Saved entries
▬▬▬▬▬▬▬▬▬▬
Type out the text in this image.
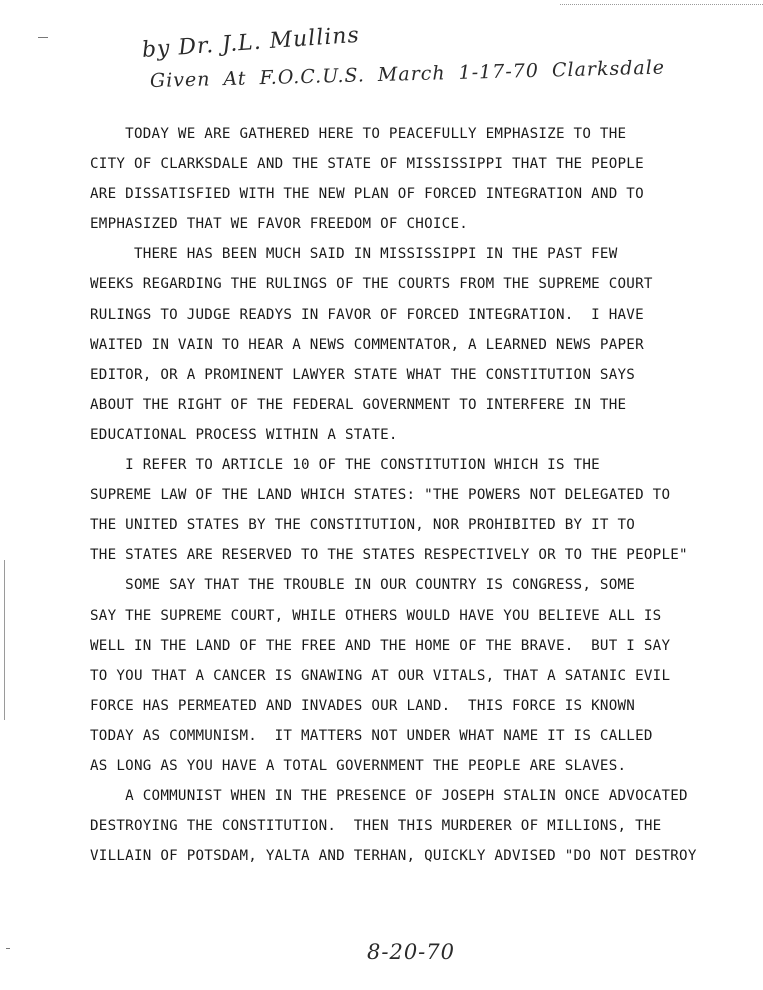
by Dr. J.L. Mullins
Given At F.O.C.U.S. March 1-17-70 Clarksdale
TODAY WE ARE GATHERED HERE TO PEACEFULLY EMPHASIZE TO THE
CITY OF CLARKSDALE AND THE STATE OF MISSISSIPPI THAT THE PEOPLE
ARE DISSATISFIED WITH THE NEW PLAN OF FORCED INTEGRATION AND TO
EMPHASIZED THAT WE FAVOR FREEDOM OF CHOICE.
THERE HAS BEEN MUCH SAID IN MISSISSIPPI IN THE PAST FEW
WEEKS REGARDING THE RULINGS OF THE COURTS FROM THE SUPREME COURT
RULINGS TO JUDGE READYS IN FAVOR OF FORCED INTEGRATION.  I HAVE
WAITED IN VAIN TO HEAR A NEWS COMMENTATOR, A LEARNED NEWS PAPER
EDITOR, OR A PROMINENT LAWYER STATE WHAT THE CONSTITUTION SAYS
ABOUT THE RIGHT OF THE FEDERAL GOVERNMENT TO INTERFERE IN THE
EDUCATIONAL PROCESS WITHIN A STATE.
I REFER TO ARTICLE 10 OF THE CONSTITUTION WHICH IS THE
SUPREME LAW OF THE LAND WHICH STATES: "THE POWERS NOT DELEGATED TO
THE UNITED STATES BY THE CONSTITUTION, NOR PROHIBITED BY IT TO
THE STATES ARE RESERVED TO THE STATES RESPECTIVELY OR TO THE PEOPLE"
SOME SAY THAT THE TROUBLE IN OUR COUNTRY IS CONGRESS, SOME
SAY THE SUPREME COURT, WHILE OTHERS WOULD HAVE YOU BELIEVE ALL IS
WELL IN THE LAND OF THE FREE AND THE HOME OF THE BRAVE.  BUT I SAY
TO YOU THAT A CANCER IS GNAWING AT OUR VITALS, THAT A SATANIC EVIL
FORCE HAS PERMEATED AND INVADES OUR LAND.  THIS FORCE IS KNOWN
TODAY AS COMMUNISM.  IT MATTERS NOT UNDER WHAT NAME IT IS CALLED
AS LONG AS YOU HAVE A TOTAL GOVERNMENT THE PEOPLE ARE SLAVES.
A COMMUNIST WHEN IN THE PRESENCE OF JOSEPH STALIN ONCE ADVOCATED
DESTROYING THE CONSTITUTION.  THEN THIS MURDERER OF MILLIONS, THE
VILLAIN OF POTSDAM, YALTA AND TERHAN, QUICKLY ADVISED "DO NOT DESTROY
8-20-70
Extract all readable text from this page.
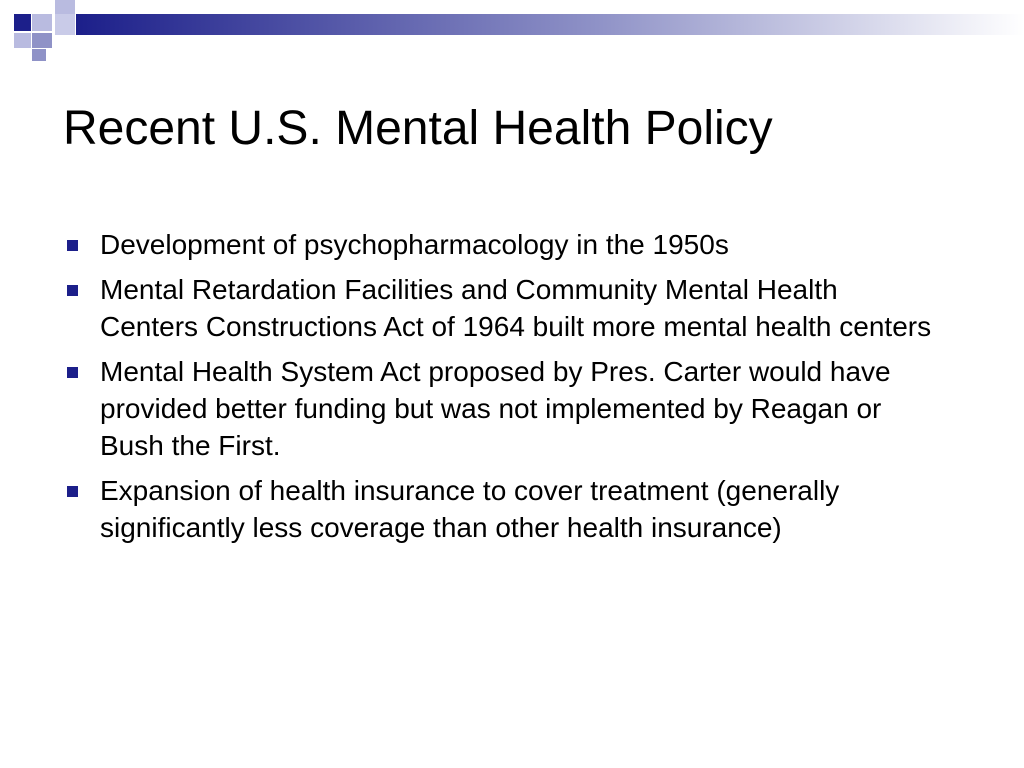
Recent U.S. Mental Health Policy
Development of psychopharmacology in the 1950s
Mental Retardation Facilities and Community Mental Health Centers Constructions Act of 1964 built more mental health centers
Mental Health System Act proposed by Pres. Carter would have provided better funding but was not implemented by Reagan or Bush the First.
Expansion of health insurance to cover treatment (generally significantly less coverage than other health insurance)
▬▬▬▬▬▬▬▬▬▬
> **WORK TO COMPLETE**
Without the pictures, return the entries exactly as they appear.

> **PROBLEM SOLUTION**
Type out the text in this image.
by Dr. J.L. Mullins
Given At F.O.C.U.S. March 1-17-70 Clarksdale
TODAY WE ARE GATHERED HERE TO PEACEFULLY EMPHASIZE TO THE
CITY OF CLARKSDALE AND THE STATE OF MISSISSIPPI THAT THE PEOPLE
ARE DISSATISFIED WITH THE NEW PLAN OF FORCED INTEGRATION AND TO
EMPHASIZED THAT WE FAVOR FREEDOM OF CHOICE.
THERE HAS BEEN MUCH SAID IN MISSISSIPPI IN THE PAST FEW
WEEKS REGARDING THE RULINGS OF THE COURTS FROM THE SUPREME COURT
RULINGS TO JUDGE READYS IN FAVOR OF FORCED INTEGRATION.  I HAVE
WAITED IN VAIN TO HEAR A NEWS COMMENTATOR, A LEARNED NEWS PAPER
EDITOR, OR A PROMINENT LAWYER STATE WHAT THE CONSTITUTION SAYS
ABOUT THE RIGHT OF THE FEDERAL GOVERNMENT TO INTERFERE IN THE
EDUCATIONAL PROCESS WITHIN A STATE.
I REFER TO ARTICLE 10 OF THE CONSTITUTION WHICH IS THE
SUPREME LAW OF THE LAND WHICH STATES: "THE POWERS NOT DELEGATED TO
THE UNITED STATES BY THE CONSTITUTION, NOR PROHIBITED BY IT TO
THE STATES ARE RESERVED TO THE STATES RESPECTIVELY OR TO THE PEOPLE"
SOME SAY THAT THE TROUBLE IN OUR COUNTRY IS CONGRESS, SOME
SAY THE SUPREME COURT, WHILE OTHERS WOULD HAVE YOU BELIEVE ALL IS
WELL IN THE LAND OF THE FREE AND THE HOME OF THE BRAVE.  BUT I SAY
TO YOU THAT A CANCER IS GNAWING AT OUR VITALS, THAT A SATANIC EVIL
FORCE HAS PERMEATED AND INVADES OUR LAND.  THIS FORCE IS KNOWN
TODAY AS COMMUNISM.  IT MATTERS NOT UNDER WHAT NAME IT IS CALLED
AS LONG AS YOU HAVE A TOTAL GOVERNMENT THE PEOPLE ARE SLAVES.
A COMMUNIST WHEN IN THE PRESENCE OF JOSEPH STALIN ONCE ADVOCATED
DESTROYING THE CONSTITUTION.  THEN THIS MURDERER OF MILLIONS, THE
VILLAIN OF POTSDAM, YALTA AND TERHAN, QUICKLY ADVISED "DO NOT DESTROY
8-20-70
Extract all readable text from this page.
Recent U.S. Mental Health Policy
Development of psychopharmacology in the 1950s
Mental Retardation Facilities and Community Mental Health Centers Constructions Act of 1964 built more mental health centers
Mental Health System Act proposed by Pres. Carter would have provided better funding but was not implemented by Reagan or Bush the First.
Expansion of health insurance to cover treatment (generally significantly less coverage than other health insurance)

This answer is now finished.